= What to work on =
Answer with nothing except the number of lines that contain the word "Fraction".
= = = = =
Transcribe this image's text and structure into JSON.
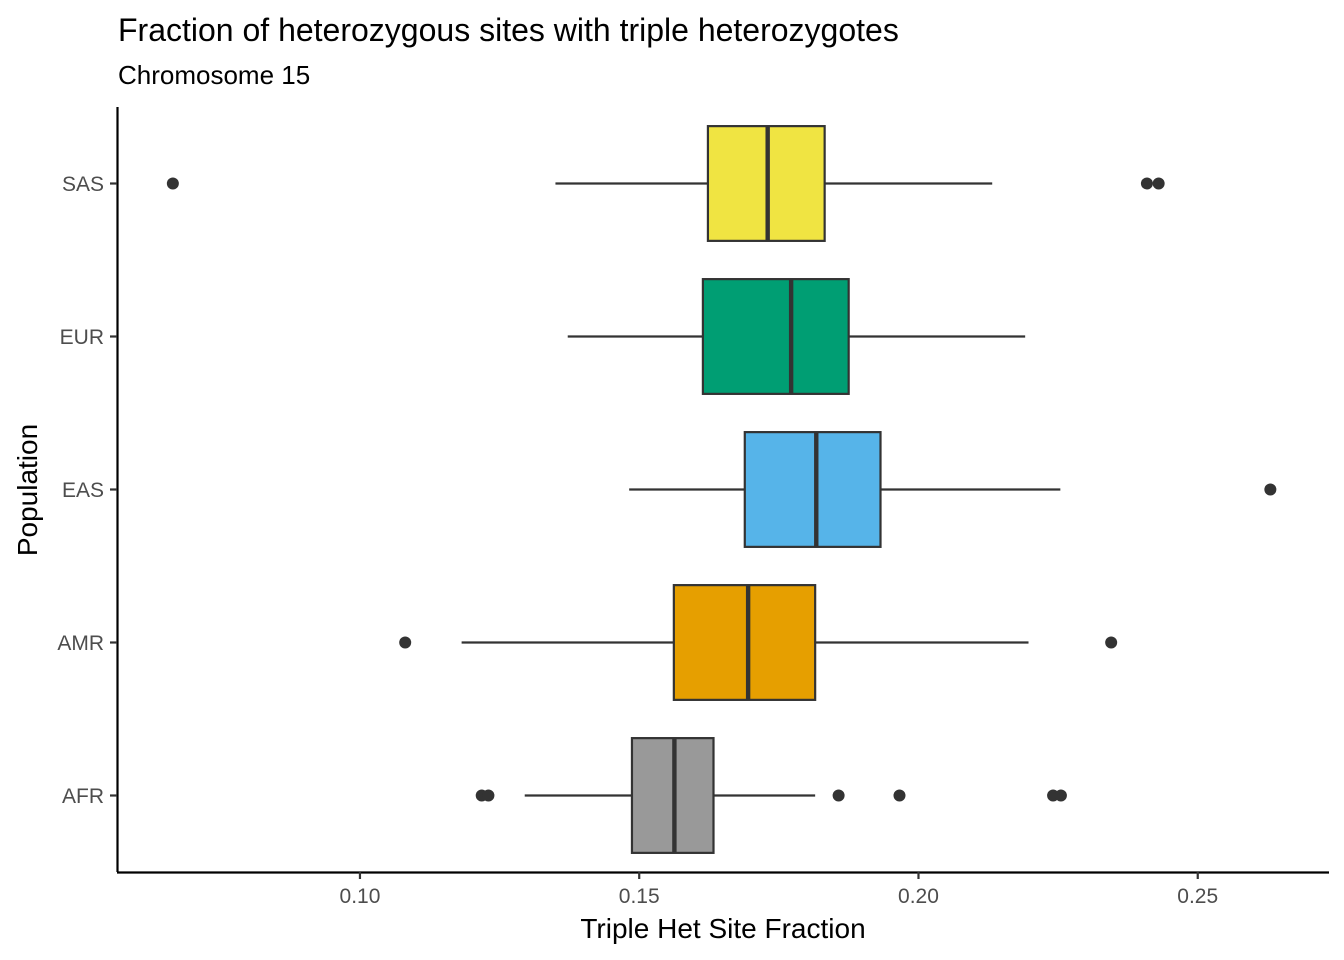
{
  "chart_data": {
    "type": "boxplot",
    "orientation": "horizontal",
    "title": "Fraction of heterozygous sites with triple heterozygotes",
    "subtitle": "Chromosome 15",
    "xlabel": "Triple Het Site Fraction",
    "ylabel": "Population",
    "xlim": [
      0.0565,
      0.2735
    ],
    "x_ticks": [
      0.1,
      0.15,
      0.2,
      0.25
    ],
    "x_tick_labels": [
      "0.10",
      "0.15",
      "0.20",
      "0.25"
    ],
    "categories": [
      "AFR",
      "AMR",
      "EAS",
      "EUR",
      "SAS"
    ],
    "grid": false,
    "legend": "none",
    "series": [
      {
        "category": "AFR",
        "color": "#999999",
        "whisker_low": 0.1295,
        "q1": 0.1487,
        "median": 0.1563,
        "q3": 0.1633,
        "whisker_high": 0.1815,
        "outliers": [
          0.1218,
          0.123,
          0.1857,
          0.1966,
          0.2241,
          0.2255
        ]
      },
      {
        "category": "AMR",
        "color": "#E69F00",
        "whisker_low": 0.1182,
        "q1": 0.1562,
        "median": 0.1695,
        "q3": 0.1815,
        "whisker_high": 0.2197,
        "outliers": [
          0.1081,
          0.2345
        ]
      },
      {
        "category": "EAS",
        "color": "#56B4E9",
        "whisker_low": 0.1482,
        "q1": 0.1689,
        "median": 0.1817,
        "q3": 0.1932,
        "whisker_high": 0.2254,
        "outliers": [
          0.263
        ]
      },
      {
        "category": "EUR",
        "color": "#009E73",
        "whisker_low": 0.1372,
        "q1": 0.1614,
        "median": 0.1772,
        "q3": 0.1875,
        "whisker_high": 0.2191,
        "outliers": []
      },
      {
        "category": "SAS",
        "color": "#F0E442",
        "whisker_low": 0.135,
        "q1": 0.1623,
        "median": 0.173,
        "q3": 0.1832,
        "whisker_high": 0.2132,
        "outliers": [
          0.0665,
          0.2409,
          0.243
        ]
      }
    ]
  }
}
= = = = =
= Result of this exercise =
2